Print the data that follows exactly.

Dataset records
┌──

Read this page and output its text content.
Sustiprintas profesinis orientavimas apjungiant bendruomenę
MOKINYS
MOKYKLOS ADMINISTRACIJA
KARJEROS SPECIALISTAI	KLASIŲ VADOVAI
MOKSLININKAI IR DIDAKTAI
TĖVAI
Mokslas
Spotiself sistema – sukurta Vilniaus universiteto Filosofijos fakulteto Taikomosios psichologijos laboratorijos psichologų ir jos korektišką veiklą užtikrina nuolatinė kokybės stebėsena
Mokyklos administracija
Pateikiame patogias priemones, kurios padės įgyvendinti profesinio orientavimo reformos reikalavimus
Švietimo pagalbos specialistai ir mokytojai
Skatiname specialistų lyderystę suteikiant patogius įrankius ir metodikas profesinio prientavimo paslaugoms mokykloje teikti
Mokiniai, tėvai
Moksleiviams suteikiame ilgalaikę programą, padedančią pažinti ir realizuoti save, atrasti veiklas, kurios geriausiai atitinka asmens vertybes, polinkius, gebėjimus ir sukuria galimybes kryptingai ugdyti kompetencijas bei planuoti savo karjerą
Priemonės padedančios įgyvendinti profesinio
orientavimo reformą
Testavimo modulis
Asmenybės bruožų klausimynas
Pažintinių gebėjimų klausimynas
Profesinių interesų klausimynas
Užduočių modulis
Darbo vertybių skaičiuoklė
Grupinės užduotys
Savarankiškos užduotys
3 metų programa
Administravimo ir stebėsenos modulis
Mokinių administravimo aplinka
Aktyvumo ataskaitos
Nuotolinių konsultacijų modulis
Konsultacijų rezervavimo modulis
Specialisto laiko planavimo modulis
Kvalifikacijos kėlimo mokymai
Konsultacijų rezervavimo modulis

└──

*Output for this task*:
Read this page and output its text content.
Sustiprintas profesinis orientavimas apjungiant bendruomenę
MOKINYS
MOKYKLOS ADMINISTRACIJA
KARJEROS SPECIALISTAI	KLASIŲ VADOVAI
MOKSLININKAI IR DIDAKTAI
TĖVAI
Mokslas
Spotiself sistema – sukurta Vilniaus universiteto Filosofijos fakulteto Taikomosios psichologijos laboratorijos psichologų ir jos korektišką veiklą užtikrina nuolatinė kokybės stebėsena
Mokyklos administracija
Pateikiame patogias priemones, kurios padės įgyvendinti profesinio orientavimo reformos reikalavimus
Švietimo pagalbos specialistai ir mokytojai
Skatiname specialistų lyderystę suteikiant patogius įrankius ir metodikas profesinio prientavimo paslaugoms mokykloje teikti
Mokiniai, tėvai
Moksleiviams suteikiame ilgalaikę programą, padedančią pažinti ir realizuoti save, atrasti veiklas, kurios geriausiai atitinka asmens vertybes, polinkius, gebėjimus ir sukuria galimybes kryptingai ugdyti kompetencijas bei planuoti savo karjerą
Priemonės padedančios įgyvendinti profesinio
orientavimo reformą
Testavimo modulis
Asmenybės bruožų klausimynas
Pažintinių gebėjimų klausimynas
Profesinių interesų klausimynas
Užduočių modulis
Darbo vertybių skaičiuoklė
Grupinės užduotys
Savarankiškos užduotys
3 metų programa
Administravimo ir stebėsenos modulis
Mokinių administravimo aplinka
Aktyvumo ataskaitos
Nuotolinių konsultacijų modulis
Konsultacijų rezervavimo modulis
Specialisto laiko planavimo modulis
Kvalifikacijos kėlimo mokymai
Konsultacijų rezervavimo modulis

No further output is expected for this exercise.